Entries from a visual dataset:
## begin

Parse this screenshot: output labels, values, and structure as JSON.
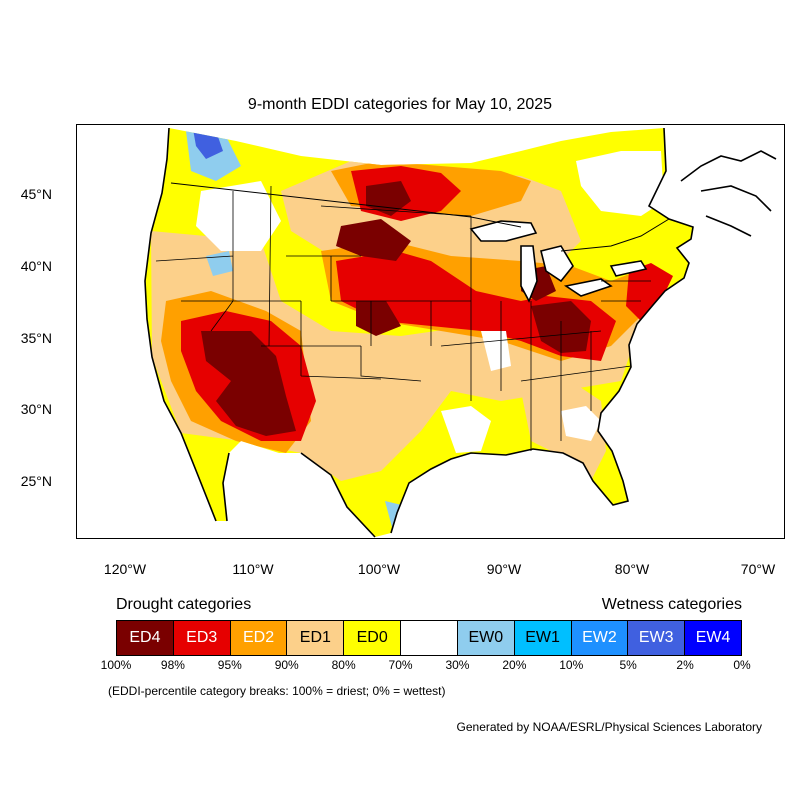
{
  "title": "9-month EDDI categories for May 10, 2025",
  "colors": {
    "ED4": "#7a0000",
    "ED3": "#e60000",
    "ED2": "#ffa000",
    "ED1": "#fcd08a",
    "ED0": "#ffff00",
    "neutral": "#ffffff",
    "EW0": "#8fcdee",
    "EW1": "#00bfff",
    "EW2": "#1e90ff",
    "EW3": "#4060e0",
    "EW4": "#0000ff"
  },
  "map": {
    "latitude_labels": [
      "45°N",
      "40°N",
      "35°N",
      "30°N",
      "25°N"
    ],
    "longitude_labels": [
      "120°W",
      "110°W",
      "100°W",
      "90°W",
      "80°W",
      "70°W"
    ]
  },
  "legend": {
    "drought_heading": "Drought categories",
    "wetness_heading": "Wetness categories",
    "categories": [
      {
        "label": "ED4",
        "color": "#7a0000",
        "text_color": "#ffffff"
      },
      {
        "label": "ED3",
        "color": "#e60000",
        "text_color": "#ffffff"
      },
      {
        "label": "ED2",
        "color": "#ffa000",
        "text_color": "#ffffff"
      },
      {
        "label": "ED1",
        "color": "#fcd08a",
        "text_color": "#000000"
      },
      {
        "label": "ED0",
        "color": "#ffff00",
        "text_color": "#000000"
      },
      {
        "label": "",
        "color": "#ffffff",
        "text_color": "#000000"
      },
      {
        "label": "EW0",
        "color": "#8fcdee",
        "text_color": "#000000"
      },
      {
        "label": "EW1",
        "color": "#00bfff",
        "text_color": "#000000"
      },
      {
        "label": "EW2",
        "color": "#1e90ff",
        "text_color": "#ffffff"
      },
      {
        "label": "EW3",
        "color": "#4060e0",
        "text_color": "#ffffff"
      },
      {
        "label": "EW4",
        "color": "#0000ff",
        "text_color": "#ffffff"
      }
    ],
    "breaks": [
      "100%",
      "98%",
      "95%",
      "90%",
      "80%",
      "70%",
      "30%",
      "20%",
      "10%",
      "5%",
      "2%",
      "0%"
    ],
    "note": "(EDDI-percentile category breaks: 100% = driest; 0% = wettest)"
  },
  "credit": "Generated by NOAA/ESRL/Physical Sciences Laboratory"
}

## end
## begin

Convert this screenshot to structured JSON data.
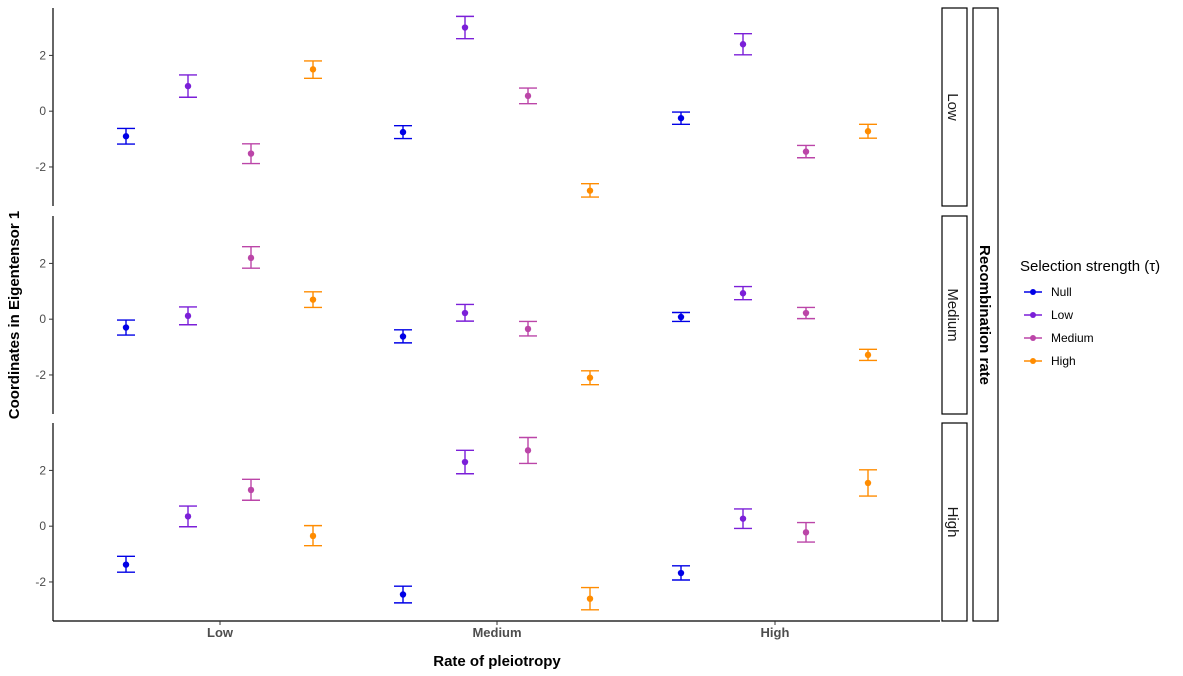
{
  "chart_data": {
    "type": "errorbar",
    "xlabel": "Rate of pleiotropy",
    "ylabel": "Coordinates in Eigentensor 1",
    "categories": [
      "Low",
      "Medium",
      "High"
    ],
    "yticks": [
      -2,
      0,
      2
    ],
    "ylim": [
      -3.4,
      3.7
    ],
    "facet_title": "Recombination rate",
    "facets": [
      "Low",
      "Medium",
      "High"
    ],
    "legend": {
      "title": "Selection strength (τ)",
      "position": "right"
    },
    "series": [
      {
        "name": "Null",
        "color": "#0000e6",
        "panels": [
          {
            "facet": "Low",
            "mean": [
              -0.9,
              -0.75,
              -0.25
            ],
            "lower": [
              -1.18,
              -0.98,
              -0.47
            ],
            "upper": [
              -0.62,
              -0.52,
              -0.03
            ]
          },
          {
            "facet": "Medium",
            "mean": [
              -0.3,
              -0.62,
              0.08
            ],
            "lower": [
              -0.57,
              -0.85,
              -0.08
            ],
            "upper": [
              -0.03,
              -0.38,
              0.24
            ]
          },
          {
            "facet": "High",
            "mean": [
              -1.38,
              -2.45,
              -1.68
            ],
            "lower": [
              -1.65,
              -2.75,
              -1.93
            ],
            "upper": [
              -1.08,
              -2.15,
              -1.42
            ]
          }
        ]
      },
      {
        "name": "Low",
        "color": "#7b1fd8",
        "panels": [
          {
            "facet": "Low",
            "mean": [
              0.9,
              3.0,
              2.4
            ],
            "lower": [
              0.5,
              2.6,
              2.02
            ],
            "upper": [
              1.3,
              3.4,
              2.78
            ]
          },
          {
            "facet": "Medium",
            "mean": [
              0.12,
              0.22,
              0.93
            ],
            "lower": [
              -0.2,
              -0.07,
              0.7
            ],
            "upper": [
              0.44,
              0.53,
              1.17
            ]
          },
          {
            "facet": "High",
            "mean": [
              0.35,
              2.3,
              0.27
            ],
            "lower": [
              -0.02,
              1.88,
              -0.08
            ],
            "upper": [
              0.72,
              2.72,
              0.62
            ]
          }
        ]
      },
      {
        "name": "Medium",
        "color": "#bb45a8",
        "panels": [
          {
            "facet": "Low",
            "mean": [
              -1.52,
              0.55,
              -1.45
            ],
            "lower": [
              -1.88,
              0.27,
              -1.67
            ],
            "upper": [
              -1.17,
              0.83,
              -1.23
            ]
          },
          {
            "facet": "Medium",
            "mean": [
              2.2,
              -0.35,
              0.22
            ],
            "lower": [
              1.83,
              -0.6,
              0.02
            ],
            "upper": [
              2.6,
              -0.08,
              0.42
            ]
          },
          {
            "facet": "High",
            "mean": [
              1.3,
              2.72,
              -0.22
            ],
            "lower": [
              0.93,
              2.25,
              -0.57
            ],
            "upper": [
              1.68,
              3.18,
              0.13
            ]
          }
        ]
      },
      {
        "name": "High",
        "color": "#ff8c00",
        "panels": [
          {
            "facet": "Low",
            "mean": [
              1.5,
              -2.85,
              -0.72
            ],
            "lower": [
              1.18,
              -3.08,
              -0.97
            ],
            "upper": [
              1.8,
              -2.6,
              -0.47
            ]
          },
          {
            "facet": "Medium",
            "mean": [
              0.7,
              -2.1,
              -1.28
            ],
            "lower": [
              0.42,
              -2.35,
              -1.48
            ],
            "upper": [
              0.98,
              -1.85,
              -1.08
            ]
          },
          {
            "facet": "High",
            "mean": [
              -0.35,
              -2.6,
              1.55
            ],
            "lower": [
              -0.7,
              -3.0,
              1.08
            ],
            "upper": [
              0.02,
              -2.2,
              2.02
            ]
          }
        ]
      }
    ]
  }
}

## end

*To do*. Pull out every line of the records above that contains the word "this".

*Reply*.
Parse this screenshot: output labels, values, and structure as JSON.
Convert this screenshot to structured JSON data.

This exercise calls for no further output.